Kayıtlar:

⁂

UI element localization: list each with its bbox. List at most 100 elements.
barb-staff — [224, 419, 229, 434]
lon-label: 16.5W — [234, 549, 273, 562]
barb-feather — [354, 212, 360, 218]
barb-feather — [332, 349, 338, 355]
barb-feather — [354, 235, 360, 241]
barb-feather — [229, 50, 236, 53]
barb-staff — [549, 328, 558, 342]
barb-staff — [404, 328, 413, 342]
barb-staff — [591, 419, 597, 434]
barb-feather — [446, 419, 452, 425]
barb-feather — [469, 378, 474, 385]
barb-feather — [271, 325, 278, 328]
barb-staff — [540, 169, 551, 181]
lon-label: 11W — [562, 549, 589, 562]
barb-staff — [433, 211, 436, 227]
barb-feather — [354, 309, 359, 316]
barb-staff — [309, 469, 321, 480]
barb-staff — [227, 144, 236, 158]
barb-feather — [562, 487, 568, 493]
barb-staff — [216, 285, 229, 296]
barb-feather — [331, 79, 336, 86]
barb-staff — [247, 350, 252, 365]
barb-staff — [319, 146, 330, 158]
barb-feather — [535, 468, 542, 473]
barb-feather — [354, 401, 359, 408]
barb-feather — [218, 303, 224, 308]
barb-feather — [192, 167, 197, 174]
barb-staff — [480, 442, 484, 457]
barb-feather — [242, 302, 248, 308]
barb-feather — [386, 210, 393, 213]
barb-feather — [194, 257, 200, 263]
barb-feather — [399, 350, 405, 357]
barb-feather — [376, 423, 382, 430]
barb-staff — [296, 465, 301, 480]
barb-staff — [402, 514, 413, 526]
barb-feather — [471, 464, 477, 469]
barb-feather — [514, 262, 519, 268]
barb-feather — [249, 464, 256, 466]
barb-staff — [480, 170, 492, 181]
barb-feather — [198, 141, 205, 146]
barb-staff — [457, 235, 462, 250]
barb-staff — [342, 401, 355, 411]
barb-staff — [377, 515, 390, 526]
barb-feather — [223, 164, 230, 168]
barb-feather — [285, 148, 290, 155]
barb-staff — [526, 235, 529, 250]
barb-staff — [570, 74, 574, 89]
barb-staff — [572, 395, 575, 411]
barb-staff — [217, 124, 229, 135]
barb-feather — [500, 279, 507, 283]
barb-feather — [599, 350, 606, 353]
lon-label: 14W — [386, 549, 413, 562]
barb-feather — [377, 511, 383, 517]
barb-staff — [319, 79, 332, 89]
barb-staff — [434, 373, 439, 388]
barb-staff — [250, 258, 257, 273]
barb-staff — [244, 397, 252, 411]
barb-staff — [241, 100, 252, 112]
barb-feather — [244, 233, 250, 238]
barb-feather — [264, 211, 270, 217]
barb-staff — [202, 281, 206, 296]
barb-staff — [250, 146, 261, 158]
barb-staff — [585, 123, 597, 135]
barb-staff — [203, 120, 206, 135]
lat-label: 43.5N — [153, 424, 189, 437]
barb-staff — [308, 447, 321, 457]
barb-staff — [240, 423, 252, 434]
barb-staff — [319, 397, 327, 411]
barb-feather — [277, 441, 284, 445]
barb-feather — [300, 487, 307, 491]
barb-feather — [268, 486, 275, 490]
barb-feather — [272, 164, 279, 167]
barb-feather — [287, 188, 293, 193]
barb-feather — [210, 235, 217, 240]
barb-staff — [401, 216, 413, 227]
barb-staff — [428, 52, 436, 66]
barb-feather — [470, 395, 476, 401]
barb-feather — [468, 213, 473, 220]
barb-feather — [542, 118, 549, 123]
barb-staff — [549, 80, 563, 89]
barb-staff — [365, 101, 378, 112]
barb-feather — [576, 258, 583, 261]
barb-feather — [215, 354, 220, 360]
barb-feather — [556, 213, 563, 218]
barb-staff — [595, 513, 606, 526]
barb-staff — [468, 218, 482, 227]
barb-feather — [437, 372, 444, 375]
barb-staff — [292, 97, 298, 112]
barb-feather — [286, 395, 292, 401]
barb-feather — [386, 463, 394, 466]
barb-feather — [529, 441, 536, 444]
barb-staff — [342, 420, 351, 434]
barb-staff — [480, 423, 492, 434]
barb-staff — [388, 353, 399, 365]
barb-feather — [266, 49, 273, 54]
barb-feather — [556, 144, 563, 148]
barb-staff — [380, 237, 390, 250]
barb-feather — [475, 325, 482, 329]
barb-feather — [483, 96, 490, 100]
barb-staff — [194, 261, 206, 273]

⁂

» **Görev tanımı**: Yukarıdaki satırların hepsini, hiçbir şeyi değiştirmeden aynen yeniden yazın.

» **Alıştırma sonucu**:
UI element localization: list each with its bbox. List at most 100 elements.
barb-staff — [224, 419, 229, 434]
lon-label: 16.5W — [234, 549, 273, 562]
barb-feather — [354, 212, 360, 218]
barb-feather — [332, 349, 338, 355]
barb-feather — [354, 235, 360, 241]
barb-feather — [229, 50, 236, 53]
barb-staff — [549, 328, 558, 342]
barb-staff — [404, 328, 413, 342]
barb-staff — [591, 419, 597, 434]
barb-feather — [446, 419, 452, 425]
barb-feather — [469, 378, 474, 385]
barb-feather — [271, 325, 278, 328]
barb-staff — [540, 169, 551, 181]
lon-label: 11W — [562, 549, 589, 562]
barb-staff — [433, 211, 436, 227]
barb-feather — [354, 309, 359, 316]
barb-staff — [309, 469, 321, 480]
barb-staff — [227, 144, 236, 158]
barb-feather — [562, 487, 568, 493]
barb-staff — [216, 285, 229, 296]
barb-feather — [331, 79, 336, 86]
barb-staff — [247, 350, 252, 365]
barb-staff — [319, 146, 330, 158]
barb-feather — [535, 468, 542, 473]
barb-feather — [354, 401, 359, 408]
barb-feather — [218, 303, 224, 308]
barb-feather — [192, 167, 197, 174]
barb-staff — [480, 442, 484, 457]
barb-feather — [242, 302, 248, 308]
barb-feather — [386, 210, 393, 213]
barb-feather — [194, 257, 200, 263]
barb-feather — [399, 350, 405, 357]
barb-feather — [376, 423, 382, 430]
barb-staff — [296, 465, 301, 480]
barb-staff — [402, 514, 413, 526]
barb-feather — [471, 464, 477, 469]
barb-feather — [514, 262, 519, 268]
barb-feather — [249, 464, 256, 466]
barb-staff — [480, 170, 492, 181]
barb-feather — [198, 141, 205, 146]
barb-staff — [457, 235, 462, 250]
barb-staff — [342, 401, 355, 411]
barb-staff — [377, 515, 390, 526]
barb-feather — [223, 164, 230, 168]
barb-feather — [285, 148, 290, 155]
barb-staff — [526, 235, 529, 250]
barb-staff — [570, 74, 574, 89]
barb-staff — [572, 395, 575, 411]
barb-staff — [217, 124, 229, 135]
barb-feather — [500, 279, 507, 283]
barb-feather — [599, 350, 606, 353]
lon-label: 14W — [386, 549, 413, 562]
barb-feather — [377, 511, 383, 517]
barb-staff — [319, 79, 332, 89]
barb-staff — [434, 373, 439, 388]
barb-staff — [250, 258, 257, 273]
barb-staff — [244, 397, 252, 411]
barb-staff — [241, 100, 252, 112]
barb-feather — [244, 233, 250, 238]
barb-feather — [264, 211, 270, 217]
barb-staff — [202, 281, 206, 296]
barb-staff — [250, 146, 261, 158]
barb-staff — [585, 123, 597, 135]
barb-staff — [203, 120, 206, 135]
lat-label: 43.5N — [153, 424, 189, 437]
barb-staff — [308, 447, 321, 457]
barb-staff — [240, 423, 252, 434]
barb-staff — [319, 397, 327, 411]
barb-feather — [277, 441, 284, 445]
barb-feather — [300, 487, 307, 491]
barb-feather — [268, 486, 275, 490]
barb-feather — [272, 164, 279, 167]
barb-feather — [287, 188, 293, 193]
barb-feather — [210, 235, 217, 240]
barb-staff — [401, 216, 413, 227]
barb-staff — [428, 52, 436, 66]
barb-feather — [470, 395, 476, 401]
barb-feather — [468, 213, 473, 220]
barb-feather — [542, 118, 549, 123]
barb-staff — [549, 80, 563, 89]
barb-staff — [365, 101, 378, 112]
barb-feather — [576, 258, 583, 261]
barb-feather — [215, 354, 220, 360]
barb-feather — [556, 213, 563, 218]
barb-staff — [595, 513, 606, 526]
barb-staff — [468, 218, 482, 227]
barb-feather — [437, 372, 444, 375]
barb-staff — [292, 97, 298, 112]
barb-feather — [286, 395, 292, 401]
barb-feather — [386, 463, 394, 466]
barb-feather — [529, 441, 536, 444]
barb-staff — [342, 420, 351, 434]
barb-staff — [480, 423, 492, 434]
barb-staff — [388, 353, 399, 365]
barb-feather — [266, 49, 273, 54]
barb-feather — [556, 144, 563, 148]
barb-staff — [380, 237, 390, 250]
barb-feather — [475, 325, 482, 329]
barb-feather — [483, 96, 490, 100]
barb-staff — [194, 261, 206, 273]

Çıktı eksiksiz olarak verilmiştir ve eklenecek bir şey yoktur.